Instruction →
Copy the lines that follow, keeping every character the same.

####

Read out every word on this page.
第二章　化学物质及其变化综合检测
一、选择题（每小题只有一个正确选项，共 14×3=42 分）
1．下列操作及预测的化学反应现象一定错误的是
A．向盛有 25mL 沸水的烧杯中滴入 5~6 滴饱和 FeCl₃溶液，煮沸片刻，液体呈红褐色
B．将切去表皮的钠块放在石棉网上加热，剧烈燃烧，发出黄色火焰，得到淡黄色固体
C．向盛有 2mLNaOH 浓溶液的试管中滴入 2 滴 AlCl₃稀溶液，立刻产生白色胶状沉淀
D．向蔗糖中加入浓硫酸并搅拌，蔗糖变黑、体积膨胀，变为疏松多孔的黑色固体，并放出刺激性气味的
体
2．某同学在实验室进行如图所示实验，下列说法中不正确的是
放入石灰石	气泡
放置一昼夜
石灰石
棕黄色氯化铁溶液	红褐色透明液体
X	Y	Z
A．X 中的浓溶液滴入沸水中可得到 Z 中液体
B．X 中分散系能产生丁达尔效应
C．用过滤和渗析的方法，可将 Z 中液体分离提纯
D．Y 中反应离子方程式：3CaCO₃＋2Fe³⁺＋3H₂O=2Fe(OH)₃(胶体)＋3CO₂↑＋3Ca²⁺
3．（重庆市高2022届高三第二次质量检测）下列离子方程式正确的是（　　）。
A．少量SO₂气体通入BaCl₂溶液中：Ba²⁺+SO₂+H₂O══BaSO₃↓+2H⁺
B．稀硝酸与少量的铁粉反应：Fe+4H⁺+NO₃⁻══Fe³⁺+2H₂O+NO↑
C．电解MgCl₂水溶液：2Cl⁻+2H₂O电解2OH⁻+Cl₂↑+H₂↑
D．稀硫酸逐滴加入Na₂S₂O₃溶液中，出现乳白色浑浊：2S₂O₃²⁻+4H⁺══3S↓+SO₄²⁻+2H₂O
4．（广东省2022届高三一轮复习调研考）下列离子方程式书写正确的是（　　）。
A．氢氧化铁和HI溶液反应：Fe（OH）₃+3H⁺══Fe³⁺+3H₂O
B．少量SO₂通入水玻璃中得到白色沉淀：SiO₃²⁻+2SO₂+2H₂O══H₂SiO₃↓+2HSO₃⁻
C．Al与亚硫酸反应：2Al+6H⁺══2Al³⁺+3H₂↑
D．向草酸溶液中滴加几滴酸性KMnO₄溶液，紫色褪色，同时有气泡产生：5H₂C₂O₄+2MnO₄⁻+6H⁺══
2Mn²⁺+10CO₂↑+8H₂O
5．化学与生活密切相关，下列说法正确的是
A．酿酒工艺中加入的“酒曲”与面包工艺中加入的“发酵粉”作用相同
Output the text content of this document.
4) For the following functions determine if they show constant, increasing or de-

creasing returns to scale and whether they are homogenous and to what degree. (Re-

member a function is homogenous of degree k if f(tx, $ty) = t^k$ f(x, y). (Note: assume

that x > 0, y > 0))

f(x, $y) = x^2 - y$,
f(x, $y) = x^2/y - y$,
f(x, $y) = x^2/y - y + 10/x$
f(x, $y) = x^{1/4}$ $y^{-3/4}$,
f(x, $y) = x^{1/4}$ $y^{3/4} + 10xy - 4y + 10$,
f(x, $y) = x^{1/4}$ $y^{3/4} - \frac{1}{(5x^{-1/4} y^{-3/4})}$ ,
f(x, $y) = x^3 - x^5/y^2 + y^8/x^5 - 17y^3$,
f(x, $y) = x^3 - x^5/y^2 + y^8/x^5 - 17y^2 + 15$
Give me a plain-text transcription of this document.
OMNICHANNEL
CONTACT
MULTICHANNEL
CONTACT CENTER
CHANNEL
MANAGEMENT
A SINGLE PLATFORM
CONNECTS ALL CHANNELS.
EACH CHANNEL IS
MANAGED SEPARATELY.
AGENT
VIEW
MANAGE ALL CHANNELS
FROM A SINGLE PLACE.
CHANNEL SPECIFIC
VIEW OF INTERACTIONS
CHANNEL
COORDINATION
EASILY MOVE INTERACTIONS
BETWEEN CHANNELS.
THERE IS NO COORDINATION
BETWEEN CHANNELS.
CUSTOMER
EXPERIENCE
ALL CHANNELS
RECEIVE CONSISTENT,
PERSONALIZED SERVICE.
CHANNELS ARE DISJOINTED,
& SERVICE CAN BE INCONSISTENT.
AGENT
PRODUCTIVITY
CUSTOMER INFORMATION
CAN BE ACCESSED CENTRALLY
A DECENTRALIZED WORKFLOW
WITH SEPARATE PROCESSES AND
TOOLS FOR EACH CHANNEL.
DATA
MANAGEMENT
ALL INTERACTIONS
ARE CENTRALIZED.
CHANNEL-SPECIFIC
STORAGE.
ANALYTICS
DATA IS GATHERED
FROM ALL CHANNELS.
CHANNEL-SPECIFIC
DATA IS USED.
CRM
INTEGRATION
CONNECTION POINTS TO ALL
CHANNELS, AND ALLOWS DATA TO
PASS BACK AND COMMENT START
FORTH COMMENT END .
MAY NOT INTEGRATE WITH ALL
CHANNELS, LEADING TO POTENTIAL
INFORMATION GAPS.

####

Finished answer →
Read out every word on this page.
第二章　化学物质及其变化综合检测
一、选择题（每小题只有一个正确选项，共 14×3=42 分）
1．下列操作及预测的化学反应现象一定错误的是
A．向盛有 25mL 沸水的烧杯中滴入 5~6 滴饱和 FeCl₃溶液，煮沸片刻，液体呈红褐色
B．将切去表皮的钠块放在石棉网上加热，剧烈燃烧，发出黄色火焰，得到淡黄色固体
C．向盛有 2mLNaOH 浓溶液的试管中滴入 2 滴 AlCl₃稀溶液，立刻产生白色胶状沉淀
D．向蔗糖中加入浓硫酸并搅拌，蔗糖变黑、体积膨胀，变为疏松多孔的黑色固体，并放出刺激性气味的
体
2．某同学在实验室进行如图所示实验，下列说法中不正确的是
放入石灰石	气泡
放置一昼夜
石灰石
棕黄色氯化铁溶液	红褐色透明液体
X	Y	Z
A．X 中的浓溶液滴入沸水中可得到 Z 中液体
B．X 中分散系能产生丁达尔效应
C．用过滤和渗析的方法，可将 Z 中液体分离提纯
D．Y 中反应离子方程式：3CaCO₃＋2Fe³⁺＋3H₂O=2Fe(OH)₃(胶体)＋3CO₂↑＋3Ca²⁺
3．（重庆市高2022届高三第二次质量检测）下列离子方程式正确的是（　　）。
A．少量SO₂气体通入BaCl₂溶液中：Ba²⁺+SO₂+H₂O══BaSO₃↓+2H⁺
B．稀硝酸与少量的铁粉反应：Fe+4H⁺+NO₃⁻══Fe³⁺+2H₂O+NO↑
C．电解MgCl₂水溶液：2Cl⁻+2H₂O电解2OH⁻+Cl₂↑+H₂↑
D．稀硫酸逐滴加入Na₂S₂O₃溶液中，出现乳白色浑浊：2S₂O₃²⁻+4H⁺══3S↓+SO₄²⁻+2H₂O
4．（广东省2022届高三一轮复习调研考）下列离子方程式书写正确的是（　　）。
A．氢氧化铁和HI溶液反应：Fe（OH）₃+3H⁺══Fe³⁺+3H₂O
B．少量SO₂通入水玻璃中得到白色沉淀：SiO₃²⁻+2SO₂+2H₂O══H₂SiO₃↓+2HSO₃⁻
C．Al与亚硫酸反应：2Al+6H⁺══2Al³⁺+3H₂↑
D．向草酸溶液中滴加几滴酸性KMnO₄溶液，紫色褪色，同时有气泡产生：5H₂C₂O₄+2MnO₄⁻+6H⁺══
2Mn²⁺+10CO₂↑+8H₂O
5．化学与生活密切相关，下列说法正确的是
A．酿酒工艺中加入的“酒曲”与面包工艺中加入的“发酵粉”作用相同
Output the text content of this document.
4) For the following functions determine if they show constant, increasing or de-

creasing returns to scale and whether they are homogenous and to what degree. (Re-

member a function is homogenous of degree k if f(tx, $ty) = t^k$ f(x, y). (Note: assume

that x > 0, y > 0))

f(x, $y) = x^2 - y$,
f(x, $y) = x^2/y - y$,
f(x, $y) = x^2/y - y + 10/x$
f(x, $y) = x^{1/4}$ $y^{-3/4}$,
f(x, $y) = x^{1/4}$ $y^{3/4} + 10xy - 4y + 10$,
f(x, $y) = x^{1/4}$ $y^{3/4} - \frac{1}{(5x^{-1/4} y^{-3/4})}$ ,
f(x, $y) = x^3 - x^5/y^2 + y^8/x^5 - 17y^3$,
f(x, $y) = x^3 - x^5/y^2 + y^8/x^5 - 17y^2 + 15$
Give me a plain-text transcription of this document.
OMNICHANNEL
CONTACT
MULTICHANNEL
CONTACT CENTER
CHANNEL
MANAGEMENT
A SINGLE PLATFORM
CONNECTS ALL CHANNELS.
EACH CHANNEL IS
MANAGED SEPARATELY.
AGENT
VIEW
MANAGE ALL CHANNELS
FROM A SINGLE PLACE.
CHANNEL SPECIFIC
VIEW OF INTERACTIONS
CHANNEL
COORDINATION
EASILY MOVE INTERACTIONS
BETWEEN CHANNELS.
THERE IS NO COORDINATION
BETWEEN CHANNELS.
CUSTOMER
EXPERIENCE
ALL CHANNELS
RECEIVE CONSISTENT,
PERSONALIZED SERVICE.
CHANNELS ARE DISJOINTED,
& SERVICE CAN BE INCONSISTENT.
AGENT
PRODUCTIVITY
CUSTOMER INFORMATION
CAN BE ACCESSED CENTRALLY
A DECENTRALIZED WORKFLOW
WITH SEPARATE PROCESSES AND
TOOLS FOR EACH CHANNEL.
DATA
MANAGEMENT
ALL INTERACTIONS
ARE CENTRALIZED.
CHANNEL-SPECIFIC
STORAGE.
ANALYTICS
DATA IS GATHERED
FROM ALL CHANNELS.
CHANNEL-SPECIFIC
DATA IS USED.
CRM
INTEGRATION
CONNECTION POINTS TO ALL
CHANNELS, AND ALLOWS DATA TO
PASS BACK AND COMMENT START
FORTH COMMENT END .
MAY NOT INTEGRATE WITH ALL
CHANNELS, LEADING TO POTENTIAL
INFORMATION GAPS.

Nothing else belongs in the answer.